WHAT YOU HAVE TO DO:
Set each entry down verbatim, omitting images.

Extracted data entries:
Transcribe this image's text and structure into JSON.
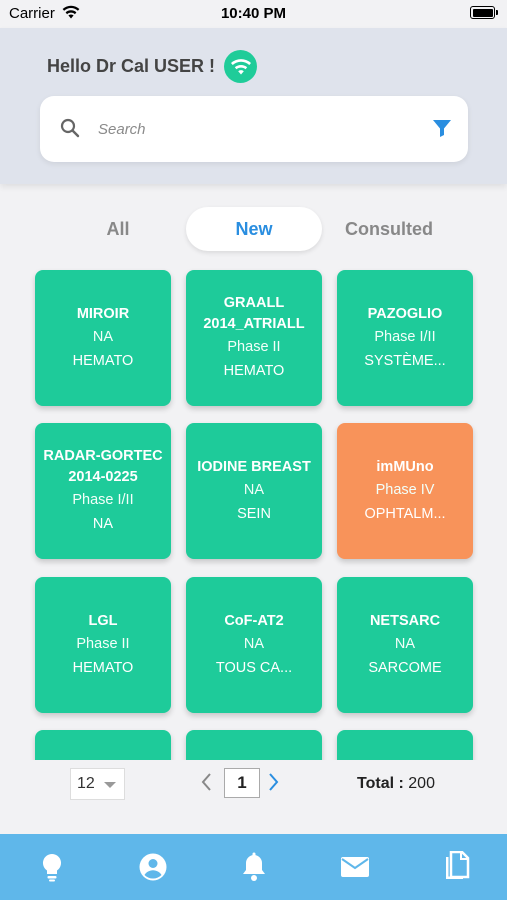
{
  "status_bar": {
    "carrier": "Carrier",
    "time": "10:40 PM"
  },
  "header": {
    "greeting": "Hello Dr Cal USER !",
    "connection_icon": "wifi-icon",
    "accent_color": "#1fcc99"
  },
  "search": {
    "placeholder": "Search",
    "value": "",
    "filter_icon": "filter-icon"
  },
  "tabs": [
    {
      "label": "All",
      "active": false
    },
    {
      "label": "New",
      "active": true
    },
    {
      "label": "Consulted",
      "active": false
    }
  ],
  "studies": [
    {
      "name": "MIROIR",
      "phase": "NA",
      "domain": "HEMATO",
      "color": "#1ecb9a"
    },
    {
      "name": "GRAALL 2014_ATRIALL",
      "phase": "Phase II",
      "domain": "HEMATO",
      "color": "#1ecb9a"
    },
    {
      "name": "PAZOGLIO",
      "phase": "Phase I/II",
      "domain": "SYSTÈME...",
      "color": "#1ecb9a"
    },
    {
      "name": "RADAR-GORTEC 2014-0225",
      "phase": "Phase I/II",
      "domain": "NA",
      "color": "#1ecb9a"
    },
    {
      "name": "IODINE BREAST",
      "phase": "NA",
      "domain": "SEIN",
      "color": "#1ecb9a"
    },
    {
      "name": "imMUno",
      "phase": "Phase IV",
      "domain": "OPHTALM...",
      "color": "#f8935a"
    },
    {
      "name": "LGL",
      "phase": "Phase II",
      "domain": "HEMATO",
      "color": "#1ecb9a"
    },
    {
      "name": "CoF-AT2",
      "phase": "NA",
      "domain": "TOUS CA...",
      "color": "#1ecb9a"
    },
    {
      "name": "NETSARC",
      "phase": "NA",
      "domain": "SARCOME",
      "color": "#1ecb9a"
    }
  ],
  "pagination": {
    "page_size": "12",
    "current_page": "1",
    "total_label": "Total :",
    "total_value": "200"
  },
  "bottom_nav": [
    {
      "icon": "lightbulb-icon"
    },
    {
      "icon": "user-icon"
    },
    {
      "icon": "bell-icon"
    },
    {
      "icon": "mail-icon"
    },
    {
      "icon": "copy-icon"
    }
  ],
  "colors": {
    "nav_bar": "#5fb7ea",
    "active_tab": "#2a8ee0",
    "card_green": "#1ecb9a",
    "card_orange": "#f8935a"
  }
}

THE REPLY:
Transcribe this image's text and structure into JSON.
{
  "status_bar": {
    "carrier": "Carrier",
    "time": "10:40 PM"
  },
  "header": {
    "greeting": "Hello Dr Cal USER !",
    "connection_icon": "wifi-icon",
    "accent_color": "#1fcc99"
  },
  "search": {
    "placeholder": "Search",
    "value": "",
    "filter_icon": "filter-icon"
  },
  "tabs": [
    {
      "label": "All",
      "active": false
    },
    {
      "label": "New",
      "active": true
    },
    {
      "label": "Consulted",
      "active": false
    }
  ],
  "studies": [
    {
      "name": "MIROIR",
      "phase": "NA",
      "domain": "HEMATO",
      "color": "#1ecb9a"
    },
    {
      "name": "GRAALL 2014_ATRIALL",
      "phase": "Phase II",
      "domain": "HEMATO",
      "color": "#1ecb9a"
    },
    {
      "name": "PAZOGLIO",
      "phase": "Phase I/II",
      "domain": "SYSTÈME...",
      "color": "#1ecb9a"
    },
    {
      "name": "RADAR-GORTEC 2014-0225",
      "phase": "Phase I/II",
      "domain": "NA",
      "color": "#1ecb9a"
    },
    {
      "name": "IODINE BREAST",
      "phase": "NA",
      "domain": "SEIN",
      "color": "#1ecb9a"
    },
    {
      "name": "imMUno",
      "phase": "Phase IV",
      "domain": "OPHTALM...",
      "color": "#f8935a"
    },
    {
      "name": "LGL",
      "phase": "Phase II",
      "domain": "HEMATO",
      "color": "#1ecb9a"
    },
    {
      "name": "CoF-AT2",
      "phase": "NA",
      "domain": "TOUS CA...",
      "color": "#1ecb9a"
    },
    {
      "name": "NETSARC",
      "phase": "NA",
      "domain": "SARCOME",
      "color": "#1ecb9a"
    }
  ],
  "pagination": {
    "page_size": "12",
    "current_page": "1",
    "total_label": "Total :",
    "total_value": "200"
  },
  "bottom_nav": [
    {
      "icon": "lightbulb-icon"
    },
    {
      "icon": "user-icon"
    },
    {
      "icon": "bell-icon"
    },
    {
      "icon": "mail-icon"
    },
    {
      "icon": "copy-icon"
    }
  ],
  "colors": {
    "nav_bar": "#5fb7ea",
    "active_tab": "#2a8ee0",
    "card_green": "#1ecb9a",
    "card_orange": "#f8935a"
  }
}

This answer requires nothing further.